Here are some records; quote them exactly, leaving out the pictures.

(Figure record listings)
• • • •
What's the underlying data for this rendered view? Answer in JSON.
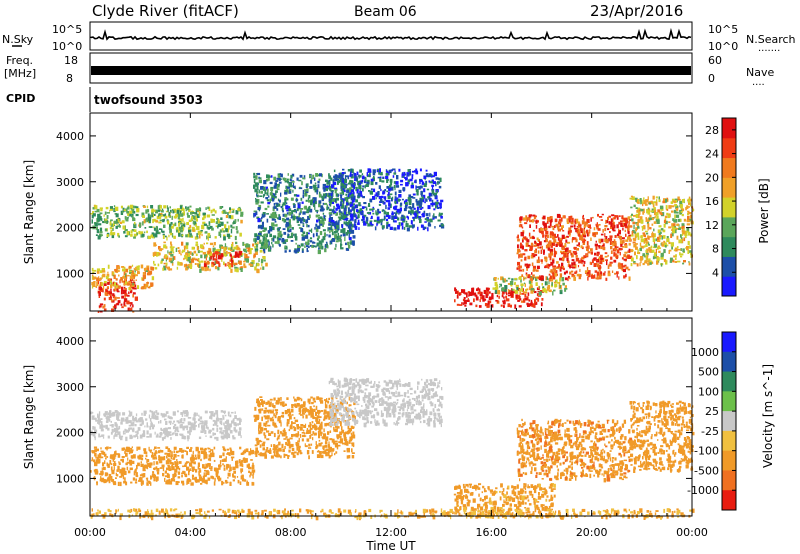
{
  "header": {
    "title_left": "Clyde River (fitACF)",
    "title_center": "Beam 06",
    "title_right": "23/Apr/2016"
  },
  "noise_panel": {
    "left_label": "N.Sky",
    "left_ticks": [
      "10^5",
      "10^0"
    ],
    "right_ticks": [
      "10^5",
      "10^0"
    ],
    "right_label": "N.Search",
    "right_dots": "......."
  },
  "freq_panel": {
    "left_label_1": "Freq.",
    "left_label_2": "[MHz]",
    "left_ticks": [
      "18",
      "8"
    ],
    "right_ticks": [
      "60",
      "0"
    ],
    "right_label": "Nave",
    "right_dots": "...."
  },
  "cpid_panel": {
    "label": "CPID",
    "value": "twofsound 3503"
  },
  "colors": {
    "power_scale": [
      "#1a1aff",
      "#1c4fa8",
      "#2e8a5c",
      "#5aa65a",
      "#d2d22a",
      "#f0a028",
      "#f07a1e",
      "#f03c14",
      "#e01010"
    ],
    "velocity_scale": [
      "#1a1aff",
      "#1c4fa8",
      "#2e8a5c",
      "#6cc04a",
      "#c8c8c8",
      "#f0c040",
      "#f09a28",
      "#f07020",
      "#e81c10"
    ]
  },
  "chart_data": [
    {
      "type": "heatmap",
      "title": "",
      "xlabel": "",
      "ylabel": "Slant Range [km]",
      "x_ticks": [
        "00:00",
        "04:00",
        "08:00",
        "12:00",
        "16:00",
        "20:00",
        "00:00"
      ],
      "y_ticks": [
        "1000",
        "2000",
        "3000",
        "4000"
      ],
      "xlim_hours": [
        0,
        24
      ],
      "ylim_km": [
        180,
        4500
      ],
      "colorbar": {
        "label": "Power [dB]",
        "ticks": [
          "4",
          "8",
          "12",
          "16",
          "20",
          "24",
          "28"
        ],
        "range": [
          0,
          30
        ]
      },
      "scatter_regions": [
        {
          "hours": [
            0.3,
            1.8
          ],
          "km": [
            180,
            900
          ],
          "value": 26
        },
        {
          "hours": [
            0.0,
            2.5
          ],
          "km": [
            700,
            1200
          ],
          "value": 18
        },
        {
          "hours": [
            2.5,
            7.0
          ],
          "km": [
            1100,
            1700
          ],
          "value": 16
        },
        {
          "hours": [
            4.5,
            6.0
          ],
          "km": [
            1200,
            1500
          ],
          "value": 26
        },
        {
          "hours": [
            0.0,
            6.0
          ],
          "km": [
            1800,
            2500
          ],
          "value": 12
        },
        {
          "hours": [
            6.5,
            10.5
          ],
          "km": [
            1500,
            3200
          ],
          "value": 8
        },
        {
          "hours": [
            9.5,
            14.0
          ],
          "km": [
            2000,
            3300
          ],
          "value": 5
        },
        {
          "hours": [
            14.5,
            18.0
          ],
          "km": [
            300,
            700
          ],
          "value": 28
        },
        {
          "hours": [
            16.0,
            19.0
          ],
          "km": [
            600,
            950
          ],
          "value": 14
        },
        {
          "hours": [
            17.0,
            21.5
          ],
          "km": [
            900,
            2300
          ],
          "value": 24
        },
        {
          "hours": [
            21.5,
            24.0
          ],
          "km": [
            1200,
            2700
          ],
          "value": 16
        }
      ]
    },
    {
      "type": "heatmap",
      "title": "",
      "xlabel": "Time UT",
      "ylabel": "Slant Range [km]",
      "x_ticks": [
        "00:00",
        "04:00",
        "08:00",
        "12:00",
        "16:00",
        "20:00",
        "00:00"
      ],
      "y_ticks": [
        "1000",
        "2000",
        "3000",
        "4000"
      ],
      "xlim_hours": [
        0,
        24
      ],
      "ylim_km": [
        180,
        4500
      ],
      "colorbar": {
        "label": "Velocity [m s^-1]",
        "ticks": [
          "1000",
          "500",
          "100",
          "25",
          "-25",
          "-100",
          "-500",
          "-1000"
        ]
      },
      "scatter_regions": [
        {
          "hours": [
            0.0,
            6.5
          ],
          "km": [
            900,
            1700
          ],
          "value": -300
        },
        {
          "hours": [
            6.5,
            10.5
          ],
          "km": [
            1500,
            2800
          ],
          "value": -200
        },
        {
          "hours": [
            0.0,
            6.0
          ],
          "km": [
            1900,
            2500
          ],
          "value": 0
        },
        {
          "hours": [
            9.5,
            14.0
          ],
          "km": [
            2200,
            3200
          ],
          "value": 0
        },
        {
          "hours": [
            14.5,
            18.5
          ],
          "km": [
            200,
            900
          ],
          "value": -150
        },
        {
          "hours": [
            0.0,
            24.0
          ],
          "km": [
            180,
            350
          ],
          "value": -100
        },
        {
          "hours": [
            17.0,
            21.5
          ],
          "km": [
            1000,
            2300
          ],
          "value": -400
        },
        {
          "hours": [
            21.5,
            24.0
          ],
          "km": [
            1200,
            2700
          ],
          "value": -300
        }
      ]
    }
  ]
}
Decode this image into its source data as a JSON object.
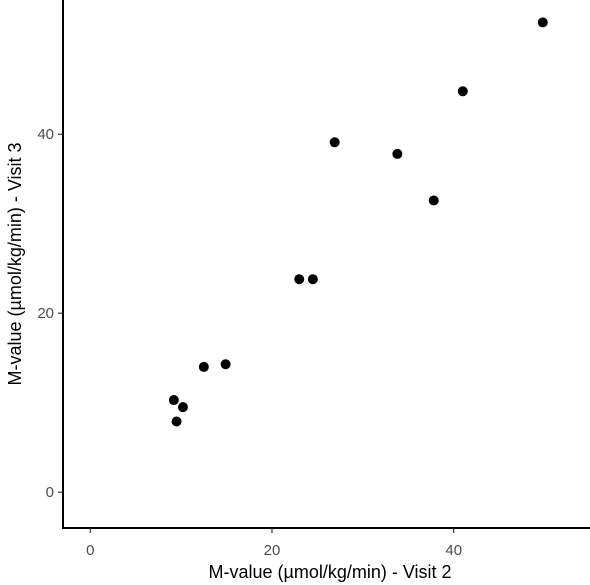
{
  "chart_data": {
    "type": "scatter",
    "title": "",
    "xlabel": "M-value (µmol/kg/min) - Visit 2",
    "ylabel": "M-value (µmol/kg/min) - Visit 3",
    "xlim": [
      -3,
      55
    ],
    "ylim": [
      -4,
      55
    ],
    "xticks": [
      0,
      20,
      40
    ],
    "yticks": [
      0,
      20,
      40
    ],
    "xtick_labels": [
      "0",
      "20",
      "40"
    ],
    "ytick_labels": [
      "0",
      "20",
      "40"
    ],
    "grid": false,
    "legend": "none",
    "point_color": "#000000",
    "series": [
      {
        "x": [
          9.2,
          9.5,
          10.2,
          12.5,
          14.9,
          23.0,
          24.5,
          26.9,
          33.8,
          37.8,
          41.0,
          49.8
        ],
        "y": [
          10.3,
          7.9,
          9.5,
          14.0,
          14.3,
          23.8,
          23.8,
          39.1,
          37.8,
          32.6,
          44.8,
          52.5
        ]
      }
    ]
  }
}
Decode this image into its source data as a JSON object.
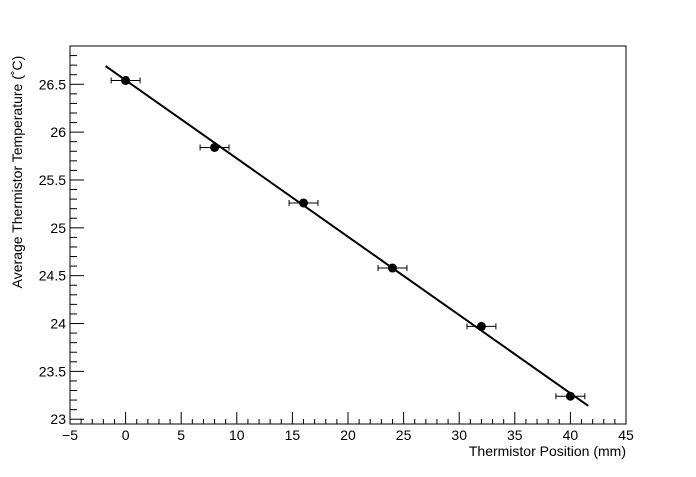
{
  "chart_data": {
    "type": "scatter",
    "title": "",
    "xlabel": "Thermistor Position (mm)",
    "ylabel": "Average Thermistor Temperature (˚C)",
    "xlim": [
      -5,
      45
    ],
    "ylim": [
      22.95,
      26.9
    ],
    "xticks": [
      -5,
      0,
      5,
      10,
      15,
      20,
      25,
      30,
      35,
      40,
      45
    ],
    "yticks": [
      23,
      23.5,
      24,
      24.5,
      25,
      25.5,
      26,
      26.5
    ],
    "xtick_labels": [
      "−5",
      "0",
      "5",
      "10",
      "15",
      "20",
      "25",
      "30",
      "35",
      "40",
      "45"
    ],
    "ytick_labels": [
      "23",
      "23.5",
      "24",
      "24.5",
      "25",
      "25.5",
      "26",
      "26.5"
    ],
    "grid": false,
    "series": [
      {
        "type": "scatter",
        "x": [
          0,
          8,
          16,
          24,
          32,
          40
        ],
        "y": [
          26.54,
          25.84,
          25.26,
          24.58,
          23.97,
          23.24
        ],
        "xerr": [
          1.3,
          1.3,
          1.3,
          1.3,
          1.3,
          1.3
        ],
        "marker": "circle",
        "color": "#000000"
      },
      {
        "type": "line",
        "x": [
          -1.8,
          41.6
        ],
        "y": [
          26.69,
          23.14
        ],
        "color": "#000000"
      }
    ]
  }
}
• • • •
**EXERCISE RESULT:**
What's the underlying data for this rendered view? Answer in JSON.
{
  "header": {
    "title_left": "Clyde River (fitACF)",
    "title_center": "Beam 06",
    "title_right": "23/Apr/2016"
  },
  "noise_panel": {
    "left_label": "N.Sky",
    "left_ticks": [
      "10^5",
      "10^0"
    ],
    "right_ticks": [
      "10^5",
      "10^0"
    ],
    "right_label": "N.Search",
    "right_dots": "......."
  },
  "freq_panel": {
    "left_label_1": "Freq.",
    "left_label_2": "[MHz]",
    "left_ticks": [
      "18",
      "8"
    ],
    "right_ticks": [
      "60",
      "0"
    ],
    "right_label": "Nave",
    "right_dots": "...."
  },
  "cpid_panel": {
    "label": "CPID",
    "value": "twofsound 3503"
  },
  "colors": {
    "power_scale": [
      "#1a1aff",
      "#1c4fa8",
      "#2e8a5c",
      "#5aa65a",
      "#d2d22a",
      "#f0a028",
      "#f07a1e",
      "#f03c14",
      "#e01010"
    ],
    "velocity_scale": [
      "#1a1aff",
      "#1c4fa8",
      "#2e8a5c",
      "#6cc04a",
      "#c8c8c8",
      "#f0c040",
      "#f09a28",
      "#f07020",
      "#e81c10"
    ]
  },
  "chart_data": [
    {
      "type": "heatmap",
      "title": "",
      "xlabel": "",
      "ylabel": "Slant Range [km]",
      "x_ticks": [
        "00:00",
        "04:00",
        "08:00",
        "12:00",
        "16:00",
        "20:00",
        "00:00"
      ],
      "y_ticks": [
        "1000",
        "2000",
        "3000",
        "4000"
      ],
      "xlim_hours": [
        0,
        24
      ],
      "ylim_km": [
        180,
        4500
      ],
      "colorbar": {
        "label": "Power [dB]",
        "ticks": [
          "4",
          "8",
          "12",
          "16",
          "20",
          "24",
          "28"
        ],
        "range": [
          0,
          30
        ]
      },
      "scatter_regions": [
        {
          "hours": [
            0.3,
            1.8
          ],
          "km": [
            180,
            900
          ],
          "value": 26
        },
        {
          "hours": [
            0.0,
            2.5
          ],
          "km": [
            700,
            1200
          ],
          "value": 18
        },
        {
          "hours": [
            2.5,
            7.0
          ],
          "km": [
            1100,
            1700
          ],
          "value": 16
        },
        {
          "hours": [
            4.5,
            6.0
          ],
          "km": [
            1200,
            1500
          ],
          "value": 26
        },
        {
          "hours": [
            0.0,
            6.0
          ],
          "km": [
            1800,
            2500
          ],
          "value": 12
        },
        {
          "hours": [
            6.5,
            10.5
          ],
          "km": [
            1500,
            3200
          ],
          "value": 8
        },
        {
          "hours": [
            9.5,
            14.0
          ],
          "km": [
            2000,
            3300
          ],
          "value": 5
        },
        {
          "hours": [
            14.5,
            18.0
          ],
          "km": [
            300,
            700
          ],
          "value": 28
        },
        {
          "hours": [
            16.0,
            19.0
          ],
          "km": [
            600,
            950
          ],
          "value": 14
        },
        {
          "hours": [
            17.0,
            21.5
          ],
          "km": [
            900,
            2300
          ],
          "value": 24
        },
        {
          "hours": [
            21.5,
            24.0
          ],
          "km": [
            1200,
            2700
          ],
          "value": 16
        }
      ]
    },
    {
      "type": "heatmap",
      "title": "",
      "xlabel": "Time UT",
      "ylabel": "Slant Range [km]",
      "x_ticks": [
        "00:00",
        "04:00",
        "08:00",
        "12:00",
        "16:00",
        "20:00",
        "00:00"
      ],
      "y_ticks": [
        "1000",
        "2000",
        "3000",
        "4000"
      ],
      "xlim_hours": [
        0,
        24
      ],
      "ylim_km": [
        180,
        4500
      ],
      "colorbar": {
        "label": "Velocity [m s^-1]",
        "ticks": [
          "1000",
          "500",
          "100",
          "25",
          "-25",
          "-100",
          "-500",
          "-1000"
        ]
      },
      "scatter_regions": [
        {
          "hours": [
            0.0,
            6.5
          ],
          "km": [
            900,
            1700
          ],
          "value": -300
        },
        {
          "hours": [
            6.5,
            10.5
          ],
          "km": [
            1500,
            2800
          ],
          "value": -200
        },
        {
          "hours": [
            0.0,
            6.0
          ],
          "km": [
            1900,
            2500
          ],
          "value": 0
        },
        {
          "hours": [
            9.5,
            14.0
          ],
          "km": [
            2200,
            3200
          ],
          "value": 0
        },
        {
          "hours": [
            14.5,
            18.5
          ],
          "km": [
            200,
            900
          ],
          "value": -150
        },
        {
          "hours": [
            0.0,
            24.0
          ],
          "km": [
            180,
            350
          ],
          "value": -100
        },
        {
          "hours": [
            17.0,
            21.5
          ],
          "km": [
            1000,
            2300
          ],
          "value": -400
        },
        {
          "hours": [
            21.5,
            24.0
          ],
          "km": [
            1200,
            2700
          ],
          "value": -300
        }
      ]
    }
  ]
}
Decode this image into its source data as a JSON object.
{
  "chart_data": {
    "type": "scatter",
    "title": "",
    "xlabel": "M-value (µmol/kg/min) - Visit 2",
    "ylabel": "M-value (µmol/kg/min) - Visit 3",
    "xlim": [
      -3,
      55
    ],
    "ylim": [
      -4,
      55
    ],
    "xticks": [
      0,
      20,
      40
    ],
    "yticks": [
      0,
      20,
      40
    ],
    "xtick_labels": [
      "0",
      "20",
      "40"
    ],
    "ytick_labels": [
      "0",
      "20",
      "40"
    ],
    "grid": false,
    "legend": "none",
    "point_color": "#000000",
    "series": [
      {
        "x": [
          9.2,
          9.5,
          10.2,
          12.5,
          14.9,
          23.0,
          24.5,
          26.9,
          33.8,
          37.8,
          41.0,
          49.8
        ],
        "y": [
          10.3,
          7.9,
          9.5,
          14.0,
          14.3,
          23.8,
          23.8,
          39.1,
          37.8,
          32.6,
          44.8,
          52.5
        ]
      }
    ]
  }
}
Decode this image into its source data as a JSON object.
{
  "chart_data": {
    "type": "scatter",
    "title": "",
    "xlabel": "Thermistor Position (mm)",
    "ylabel": "Average Thermistor Temperature (˚C)",
    "xlim": [
      -5,
      45
    ],
    "ylim": [
      22.95,
      26.9
    ],
    "xticks": [
      -5,
      0,
      5,
      10,
      15,
      20,
      25,
      30,
      35,
      40,
      45
    ],
    "yticks": [
      23,
      23.5,
      24,
      24.5,
      25,
      25.5,
      26,
      26.5
    ],
    "xtick_labels": [
      "−5",
      "0",
      "5",
      "10",
      "15",
      "20",
      "25",
      "30",
      "35",
      "40",
      "45"
    ],
    "ytick_labels": [
      "23",
      "23.5",
      "24",
      "24.5",
      "25",
      "25.5",
      "26",
      "26.5"
    ],
    "grid": false,
    "series": [
      {
        "type": "scatter",
        "x": [
          0,
          8,
          16,
          24,
          32,
          40
        ],
        "y": [
          26.54,
          25.84,
          25.26,
          24.58,
          23.97,
          23.24
        ],
        "xerr": [
          1.3,
          1.3,
          1.3,
          1.3,
          1.3,
          1.3
        ],
        "marker": "circle",
        "color": "#000000"
      },
      {
        "type": "line",
        "x": [
          -1.8,
          41.6
        ],
        "y": [
          26.69,
          23.14
        ],
        "color": "#000000"
      }
    ]
  }
}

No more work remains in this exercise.